### [Set task]
Output every entry exactly as written, skipping any pictures.

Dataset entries
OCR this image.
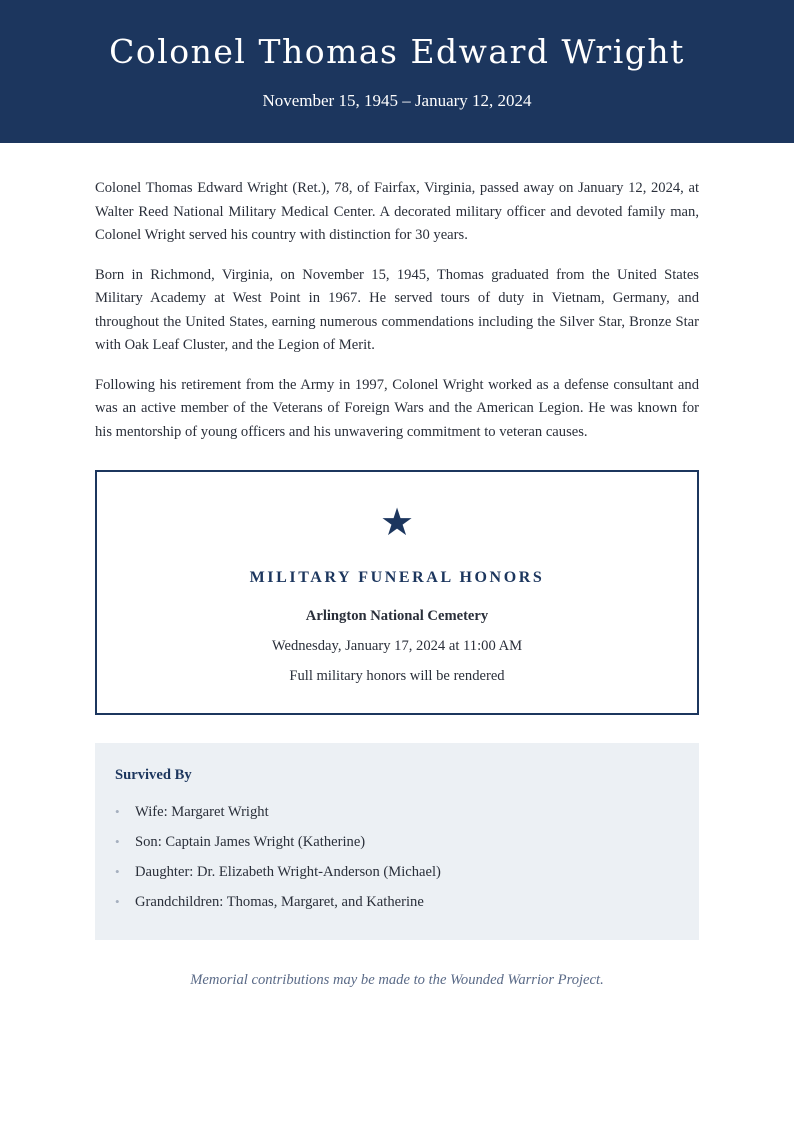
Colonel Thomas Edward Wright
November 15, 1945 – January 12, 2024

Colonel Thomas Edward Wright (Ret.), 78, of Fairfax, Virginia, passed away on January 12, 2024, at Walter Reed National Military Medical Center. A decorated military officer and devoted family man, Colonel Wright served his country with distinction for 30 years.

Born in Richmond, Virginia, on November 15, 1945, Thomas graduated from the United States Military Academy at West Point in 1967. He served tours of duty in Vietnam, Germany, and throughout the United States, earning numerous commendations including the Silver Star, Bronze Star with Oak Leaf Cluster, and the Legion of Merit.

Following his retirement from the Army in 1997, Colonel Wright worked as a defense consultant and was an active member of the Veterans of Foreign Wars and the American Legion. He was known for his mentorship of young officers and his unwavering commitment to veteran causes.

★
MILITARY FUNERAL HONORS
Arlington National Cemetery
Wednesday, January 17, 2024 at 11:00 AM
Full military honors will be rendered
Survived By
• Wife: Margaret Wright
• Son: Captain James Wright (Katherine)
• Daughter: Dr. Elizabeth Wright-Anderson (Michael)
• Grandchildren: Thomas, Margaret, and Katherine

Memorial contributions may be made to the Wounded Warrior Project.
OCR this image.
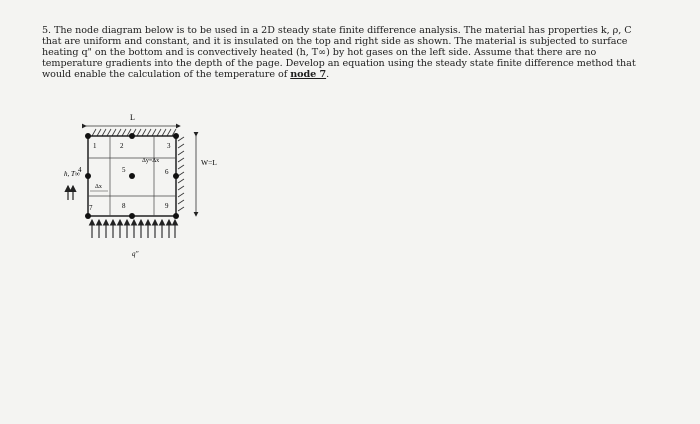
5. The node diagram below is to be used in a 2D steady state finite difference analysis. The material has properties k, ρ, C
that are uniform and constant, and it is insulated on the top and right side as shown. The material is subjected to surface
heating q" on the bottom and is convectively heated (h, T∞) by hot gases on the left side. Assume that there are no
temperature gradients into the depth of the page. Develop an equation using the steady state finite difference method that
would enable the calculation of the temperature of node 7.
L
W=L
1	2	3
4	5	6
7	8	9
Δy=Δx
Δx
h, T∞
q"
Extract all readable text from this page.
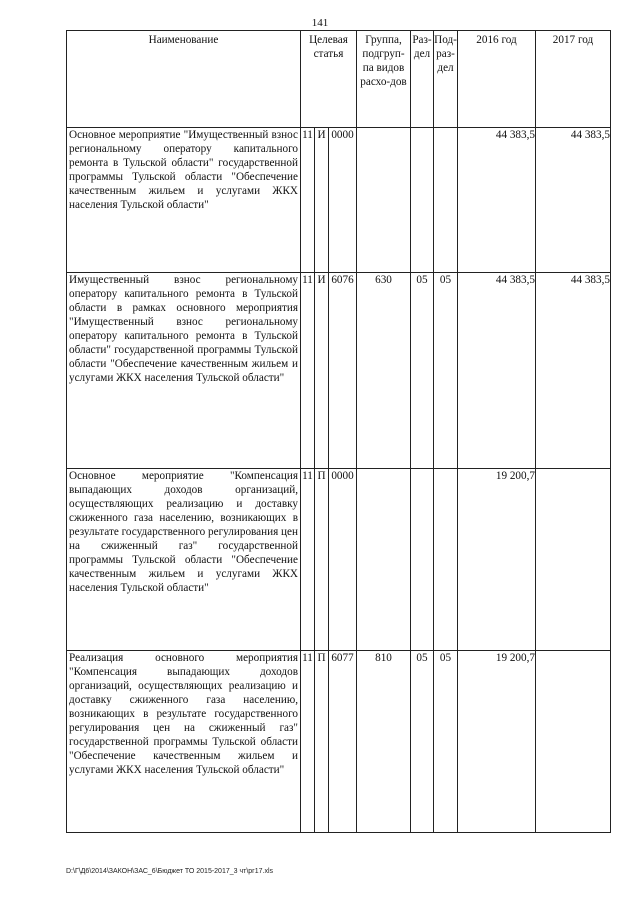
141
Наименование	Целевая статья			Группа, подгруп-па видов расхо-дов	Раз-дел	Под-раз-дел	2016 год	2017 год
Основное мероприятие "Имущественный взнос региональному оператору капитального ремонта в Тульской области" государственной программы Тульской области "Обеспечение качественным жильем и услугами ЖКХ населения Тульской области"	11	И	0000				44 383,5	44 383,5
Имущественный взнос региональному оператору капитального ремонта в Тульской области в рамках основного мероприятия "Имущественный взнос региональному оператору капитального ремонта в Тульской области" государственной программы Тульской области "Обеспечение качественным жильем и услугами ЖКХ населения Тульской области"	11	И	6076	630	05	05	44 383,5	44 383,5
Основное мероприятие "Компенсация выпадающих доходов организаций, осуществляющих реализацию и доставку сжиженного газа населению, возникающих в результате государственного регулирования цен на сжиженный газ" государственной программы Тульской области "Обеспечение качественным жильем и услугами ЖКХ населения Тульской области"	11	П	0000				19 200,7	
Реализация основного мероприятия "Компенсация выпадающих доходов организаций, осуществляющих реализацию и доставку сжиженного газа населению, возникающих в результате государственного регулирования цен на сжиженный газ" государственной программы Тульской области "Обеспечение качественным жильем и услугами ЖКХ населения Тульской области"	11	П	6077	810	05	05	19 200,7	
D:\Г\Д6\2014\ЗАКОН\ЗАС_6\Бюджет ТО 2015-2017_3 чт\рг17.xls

### [Task output]
OCR this image.
Colonel Thomas Edward Wright
November 15, 1945 – January 12, 2024

Colonel Thomas Edward Wright (Ret.), 78, of Fairfax, Virginia, passed away on January 12, 2024, at Walter Reed National Military Medical Center. A decorated military officer and devoted family man, Colonel Wright served his country with distinction for 30 years.

Born in Richmond, Virginia, on November 15, 1945, Thomas graduated from the United States Military Academy at West Point in 1967. He served tours of duty in Vietnam, Germany, and throughout the United States, earning numerous commendations including the Silver Star, Bronze Star with Oak Leaf Cluster, and the Legion of Merit.

Following his retirement from the Army in 1997, Colonel Wright worked as a defense consultant and was an active member of the Veterans of Foreign Wars and the American Legion. He was known for his mentorship of young officers and his unwavering commitment to veteran causes.

★
MILITARY FUNERAL HONORS
Arlington National Cemetery
Wednesday, January 17, 2024 at 11:00 AM
Full military honors will be rendered
Survived By
• Wife: Margaret Wright
• Son: Captain James Wright (Katherine)
• Daughter: Dr. Elizabeth Wright-Anderson (Michael)
• Grandchildren: Thomas, Margaret, and Katherine

Memorial contributions may be made to the Wounded Warrior Project.
OCR this image.
5. The node diagram below is to be used in a 2D steady state finite difference analysis. The material has properties k, ρ, C
that are uniform and constant, and it is insulated on the top and right side as shown. The material is subjected to surface
heating q" on the bottom and is convectively heated (h, T∞) by hot gases on the left side. Assume that there are no
temperature gradients into the depth of the page. Develop an equation using the steady state finite difference method that
would enable the calculation of the temperature of node 7.
L
W=L
1	2	3
4	5	6
7	8	9
Δy=Δx
Δx
h, T∞
q"
Extract all readable text from this page.
141
Наименование	Целевая статья			Группа, подгруп-па видов расхо-дов	Раз-дел	Под-раз-дел	2016 год	2017 год
Основное мероприятие "Имущественный взнос региональному оператору капитального ремонта в Тульской области" государственной программы Тульской области "Обеспечение качественным жильем и услугами ЖКХ населения Тульской области"	11	И	0000				44 383,5	44 383,5
Имущественный взнос региональному оператору капитального ремонта в Тульской области в рамках основного мероприятия "Имущественный взнос региональному оператору капитального ремонта в Тульской области" государственной программы Тульской области "Обеспечение качественным жильем и услугами ЖКХ населения Тульской области"	11	И	6076	630	05	05	44 383,5	44 383,5
Основное мероприятие "Компенсация выпадающих доходов организаций, осуществляющих реализацию и доставку сжиженного газа населению, возникающих в результате государственного регулирования цен на сжиженный газ" государственной программы Тульской области "Обеспечение качественным жильем и услугами ЖКХ населения Тульской области"	11	П	0000				19 200,7	
Реализация основного мероприятия "Компенсация выпадающих доходов организаций, осуществляющих реализацию и доставку сжиженного газа населению, возникающих в результате государственного регулирования цен на сжиженный газ" государственной программы Тульской области "Обеспечение качественным жильем и услугами ЖКХ населения Тульской области"	11	П	6077	810	05	05	19 200,7	
D:\Г\Д6\2014\ЗАКОН\ЗАС_6\Бюджет ТО 2015-2017_3 чт\рг17.xls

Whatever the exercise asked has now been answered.